==== 課題文
図2】住宅設備機器の運転状況の説明図である。
図3】時間毎の通信量及び配信の状況の説明図である。
図4】更新ファイルの配信に係るグループ分けの例を示す図である。
【発明を実施するための形態】
【0022】
本発明に係るソフトウェア更新装置は、ネットワークを介して接続された住宅設備機器で利用されるソフトウェアを更新する機能を備えて構成される。以下、本実施形態のソフトウェア更新装置1について説明する。
【0023】
図1には、ソフトウェア更新装置1の模式図が示される。また、図1には、ソフトウェア更新装置1とネットワークを介して接続される住宅設備機器2も示される。住宅設備機器2とは、住宅3に備えられる設備の機器であって、具体的には、住宅3に設けられる給湯器、コンロ、ファンヒータ、警報器、エアコン、床暖房装置、燃料電池装置等の住宅設備が挙げられる。また、これらを遠隔操作するための操作機器であるリモコンも含まれる。このような住宅設備機器2は、自己状態(例えば、正常であるか否か等)を把握でき、直接、ネットワークに接続されたり、あるいはリモコンを介してネットワークに接続されたりする。ネットワークとは、インターネット回線であって、無線ネットワーク及び有線ネットワークの双方を含み、例えば有線ネットワークの場合には光ケーブル回線やケーブルテレビ回線だけでなく、その他の優先によるネットワークが含まれる。また、ソフトウェア更新装置1と住宅設備機器2とは、このネットワークを介して双方向通信ができるように構成されている。これにより、住宅設備機器2からソフトウェア更新装置1に各種データが伝達され、ソフトウェア更新装置1は住宅設備機器2の機器状態を把握することが可能となる。したがって、ソフトウェア更新装置1は、住宅設備機器2で利用されるソフトウェアを更新するだけでなく、住宅設備機器2を管理するサーバーとして機能する。
【0024】
ソフトウェア更新装置1は、このようなネットワークを介して住宅設備機器2で利用されるソフトウェアを更新する。住宅設備機器2で利用されるソフトウェアとは、住宅設備機器2に組み込まれているソフトウェアであって、住宅設備機器2を動作させるソフトウェアにあたる。図1に示されるように、ネットワークを介して接続される住宅設備機器2が複数ある場合には、これらを識別できるように住宅設備機器2毎に識別情報(例えば識別番号)を付与して管理するとよい。
========
==== 提供資料
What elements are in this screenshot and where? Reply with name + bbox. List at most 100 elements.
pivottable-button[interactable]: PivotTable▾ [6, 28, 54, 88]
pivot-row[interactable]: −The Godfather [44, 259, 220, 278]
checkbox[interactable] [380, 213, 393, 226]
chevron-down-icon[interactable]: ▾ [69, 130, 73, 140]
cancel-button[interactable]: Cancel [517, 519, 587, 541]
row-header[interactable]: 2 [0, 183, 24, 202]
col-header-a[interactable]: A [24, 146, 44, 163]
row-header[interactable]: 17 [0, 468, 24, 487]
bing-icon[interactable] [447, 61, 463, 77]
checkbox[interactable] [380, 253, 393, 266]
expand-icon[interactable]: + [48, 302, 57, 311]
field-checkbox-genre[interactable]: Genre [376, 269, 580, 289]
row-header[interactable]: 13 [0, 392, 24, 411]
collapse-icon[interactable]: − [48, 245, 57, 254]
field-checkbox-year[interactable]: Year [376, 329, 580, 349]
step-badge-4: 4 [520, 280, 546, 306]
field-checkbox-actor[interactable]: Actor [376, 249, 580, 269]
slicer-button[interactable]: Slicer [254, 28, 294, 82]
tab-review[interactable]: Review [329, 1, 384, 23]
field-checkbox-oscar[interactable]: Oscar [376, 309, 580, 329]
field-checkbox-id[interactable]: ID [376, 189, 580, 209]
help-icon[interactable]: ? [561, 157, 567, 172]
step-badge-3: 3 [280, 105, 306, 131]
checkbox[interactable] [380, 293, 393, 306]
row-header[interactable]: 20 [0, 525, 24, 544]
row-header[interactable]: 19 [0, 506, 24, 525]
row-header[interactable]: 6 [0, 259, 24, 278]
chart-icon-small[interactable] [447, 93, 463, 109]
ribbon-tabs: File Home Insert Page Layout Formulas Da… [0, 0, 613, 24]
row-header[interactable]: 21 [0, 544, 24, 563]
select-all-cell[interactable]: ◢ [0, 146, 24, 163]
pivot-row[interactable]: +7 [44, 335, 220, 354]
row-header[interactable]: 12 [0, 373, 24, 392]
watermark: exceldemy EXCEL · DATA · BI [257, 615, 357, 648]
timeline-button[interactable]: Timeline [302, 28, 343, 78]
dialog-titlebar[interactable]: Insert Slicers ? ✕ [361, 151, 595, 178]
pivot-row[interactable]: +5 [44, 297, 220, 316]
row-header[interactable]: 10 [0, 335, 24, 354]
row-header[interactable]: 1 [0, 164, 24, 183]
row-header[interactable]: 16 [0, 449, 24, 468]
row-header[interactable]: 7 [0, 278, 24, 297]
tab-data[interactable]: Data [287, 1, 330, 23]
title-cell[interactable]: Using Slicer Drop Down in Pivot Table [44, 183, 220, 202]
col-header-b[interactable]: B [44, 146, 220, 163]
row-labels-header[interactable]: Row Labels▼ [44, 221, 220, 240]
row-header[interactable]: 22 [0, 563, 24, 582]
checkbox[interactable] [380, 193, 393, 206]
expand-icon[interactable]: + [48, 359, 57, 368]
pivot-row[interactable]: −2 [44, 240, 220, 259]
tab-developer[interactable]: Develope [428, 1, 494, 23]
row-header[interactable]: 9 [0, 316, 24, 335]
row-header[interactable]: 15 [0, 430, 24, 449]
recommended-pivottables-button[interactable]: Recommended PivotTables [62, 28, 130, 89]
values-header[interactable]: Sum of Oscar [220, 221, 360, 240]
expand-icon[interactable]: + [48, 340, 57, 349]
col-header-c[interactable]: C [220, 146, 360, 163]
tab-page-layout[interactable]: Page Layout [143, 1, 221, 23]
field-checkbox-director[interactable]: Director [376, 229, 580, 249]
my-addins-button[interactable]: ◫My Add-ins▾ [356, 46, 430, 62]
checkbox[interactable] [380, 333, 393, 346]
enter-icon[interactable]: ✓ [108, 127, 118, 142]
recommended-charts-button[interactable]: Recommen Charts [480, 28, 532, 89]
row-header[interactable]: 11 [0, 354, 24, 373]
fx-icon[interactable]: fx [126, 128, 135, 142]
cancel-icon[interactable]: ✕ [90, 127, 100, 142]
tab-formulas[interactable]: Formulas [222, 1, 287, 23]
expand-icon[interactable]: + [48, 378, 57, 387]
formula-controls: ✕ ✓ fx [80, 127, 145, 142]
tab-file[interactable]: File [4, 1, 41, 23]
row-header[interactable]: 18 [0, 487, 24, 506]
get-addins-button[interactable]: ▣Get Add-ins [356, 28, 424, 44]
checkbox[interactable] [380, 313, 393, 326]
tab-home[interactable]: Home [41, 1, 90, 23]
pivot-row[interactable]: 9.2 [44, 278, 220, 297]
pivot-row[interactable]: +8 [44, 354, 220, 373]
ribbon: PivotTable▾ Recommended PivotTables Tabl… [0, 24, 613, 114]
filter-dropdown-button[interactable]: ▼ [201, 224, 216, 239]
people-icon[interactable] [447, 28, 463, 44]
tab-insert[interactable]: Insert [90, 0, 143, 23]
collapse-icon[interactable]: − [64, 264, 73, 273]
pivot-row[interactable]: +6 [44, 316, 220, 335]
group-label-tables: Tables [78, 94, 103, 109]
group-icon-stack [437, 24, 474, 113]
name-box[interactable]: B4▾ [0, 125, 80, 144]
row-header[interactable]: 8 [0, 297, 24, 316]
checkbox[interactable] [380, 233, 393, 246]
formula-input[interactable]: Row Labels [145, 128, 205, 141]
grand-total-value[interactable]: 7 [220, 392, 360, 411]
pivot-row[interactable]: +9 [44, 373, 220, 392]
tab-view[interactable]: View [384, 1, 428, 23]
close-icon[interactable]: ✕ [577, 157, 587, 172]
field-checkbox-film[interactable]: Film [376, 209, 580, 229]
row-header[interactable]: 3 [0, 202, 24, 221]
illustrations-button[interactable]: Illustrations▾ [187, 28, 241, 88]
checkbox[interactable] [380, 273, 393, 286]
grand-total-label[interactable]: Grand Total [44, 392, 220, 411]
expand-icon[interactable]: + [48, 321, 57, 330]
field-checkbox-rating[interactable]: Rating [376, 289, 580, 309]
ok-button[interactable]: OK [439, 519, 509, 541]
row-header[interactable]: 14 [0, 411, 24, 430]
========
作業の指示:
1. ソフトウェア更新装置の文章によると、ネットワークにつながる住宅設備機器が複数あるときは、何を付けて管理するとよいとされていますか。
2. ソフトウェア更新装置の文章の続きを、最後の文のあとから書いてください。
記録はこの作業には関係ありません。

解答:
1. 住宅設備機器ごとに付ける識別情報（例えば識別番号）です。

2.
【0025】
また、ソフトウェア更新装置1は、住宅設備機器2の運転状態(運転中、停止中、エラー停止中)を監視し、機器状態(住宅設備機器2の状態)を監視できるように構成されている。住宅設備機器2には、機器の状態を検知するセンサ(図示せず)が搭載されている。住宅設備機器2が、燃料電池装置である場合には、センサにより発電状態に関する情報(例えばガスの使用量、発電量、温度等)を取得するセンサを備えるとよい。
【0026】
図1に示されるように、ソフトウェア更新装置1は、更新ファイル記憶部10、運転情報取得部11、運転状態判定部12、配信対象設定部13、更新ファイル配信部14、負荷算定部15、配信中止部16、通信状態判定部17を備えて構成され、各機能部は、ソフトウェアの更新に係る処理を行うために、CPUを中核部材としてハードウェア又はソフトウェアあるいはその両方で構築されている。
【0027】
更新ファイル記憶部10は、ソフトウェアの更新に利用される更新用ソフトウェアを更新ファイルとして記憶する。ソフトウェアの更新に利用される更新用ソフトウェアとは、住宅設備機器2に組み込まれたソフトウェアを更新するソフトウェアである。このような更新用ソフトウェアは電子ファイルの形態で更新ファイル記憶部10に記憶される。上述したように住宅設備機器2には、様々な種類の機器が含まれるが、更新ファイル記憶部10には、住宅設備機器2の種類や型番毎に更新用ソフトウェアが記憶されている。もちろん、ソフトウェアを更新する必要がない住宅設備機器2がある場合には、当該住宅設備機器2の更新用ソフトウェアを記憶しなくてもよい。また、住宅設備機器2にあっては、更新用ソフトウェアで組み込まれているソフトウェアが更新された後、更に更新する場合もある。そこで、更新ファイル記憶部10には、更新用ソフトウェアが用意された際に、順次、更新用ソフトウェアを記憶するように構成するとよい。もちろん、更新ファイル記憶部10には、住宅設備機器2の種類や型番毎に、最新の更新用ソフトウェアのみを記憶するように構成してもよい。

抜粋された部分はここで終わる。